▶ [YOUR TASK]: Extract all lines from the data beneath that include the word "Person".

▶ [DATA]:
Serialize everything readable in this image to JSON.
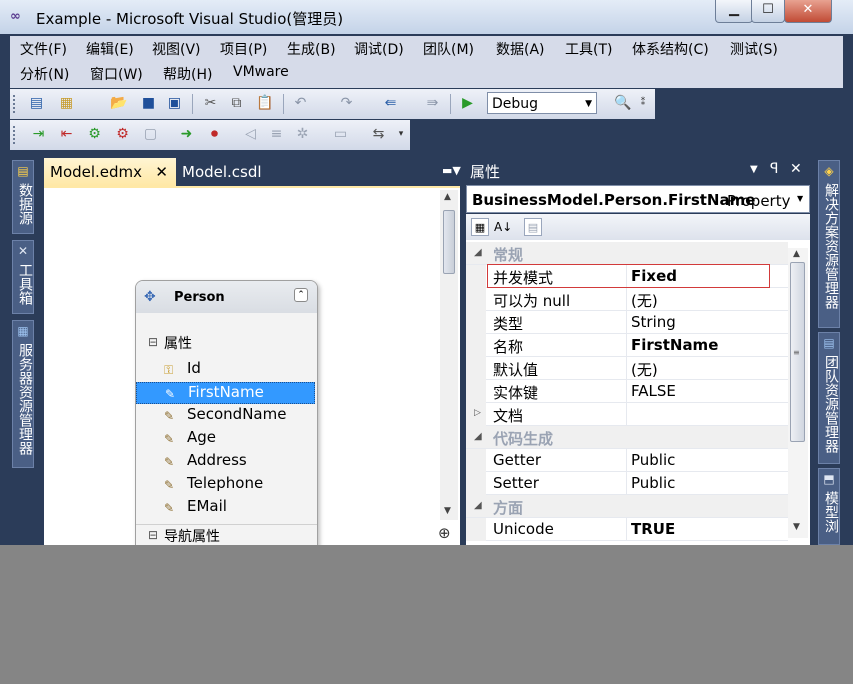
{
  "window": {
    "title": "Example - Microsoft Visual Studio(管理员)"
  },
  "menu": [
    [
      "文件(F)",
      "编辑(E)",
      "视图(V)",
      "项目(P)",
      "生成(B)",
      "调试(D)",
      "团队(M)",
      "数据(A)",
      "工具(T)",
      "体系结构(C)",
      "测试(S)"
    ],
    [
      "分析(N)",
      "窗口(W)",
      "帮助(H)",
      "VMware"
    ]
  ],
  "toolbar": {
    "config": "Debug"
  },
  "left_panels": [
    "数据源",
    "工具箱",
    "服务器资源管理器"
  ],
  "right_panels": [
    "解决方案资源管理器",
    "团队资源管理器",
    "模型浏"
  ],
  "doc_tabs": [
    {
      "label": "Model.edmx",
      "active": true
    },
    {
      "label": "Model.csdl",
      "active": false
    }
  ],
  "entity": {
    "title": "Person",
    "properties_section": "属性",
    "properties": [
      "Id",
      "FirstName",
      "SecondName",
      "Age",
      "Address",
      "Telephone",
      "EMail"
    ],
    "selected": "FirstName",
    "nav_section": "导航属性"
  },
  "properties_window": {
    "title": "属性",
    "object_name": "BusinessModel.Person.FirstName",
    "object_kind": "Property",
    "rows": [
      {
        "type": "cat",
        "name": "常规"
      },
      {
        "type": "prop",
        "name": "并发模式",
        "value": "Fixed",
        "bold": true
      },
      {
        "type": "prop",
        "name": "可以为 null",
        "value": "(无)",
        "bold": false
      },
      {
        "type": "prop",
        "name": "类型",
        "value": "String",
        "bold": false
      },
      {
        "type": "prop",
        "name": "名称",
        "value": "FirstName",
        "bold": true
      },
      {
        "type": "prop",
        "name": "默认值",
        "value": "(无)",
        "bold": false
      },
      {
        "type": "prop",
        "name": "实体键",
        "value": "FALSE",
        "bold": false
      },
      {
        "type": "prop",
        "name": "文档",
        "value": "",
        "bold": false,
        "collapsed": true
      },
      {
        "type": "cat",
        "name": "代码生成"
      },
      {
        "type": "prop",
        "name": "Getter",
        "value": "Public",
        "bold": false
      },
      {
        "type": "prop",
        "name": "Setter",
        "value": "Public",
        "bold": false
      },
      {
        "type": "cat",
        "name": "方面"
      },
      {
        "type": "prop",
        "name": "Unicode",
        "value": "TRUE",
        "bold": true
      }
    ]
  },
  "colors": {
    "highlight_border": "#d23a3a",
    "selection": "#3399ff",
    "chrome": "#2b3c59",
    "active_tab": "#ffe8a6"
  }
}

▶ [FINISHED TASK]:
    "title": "Person",
    "object_name": "BusinessModel.Person.FirstName",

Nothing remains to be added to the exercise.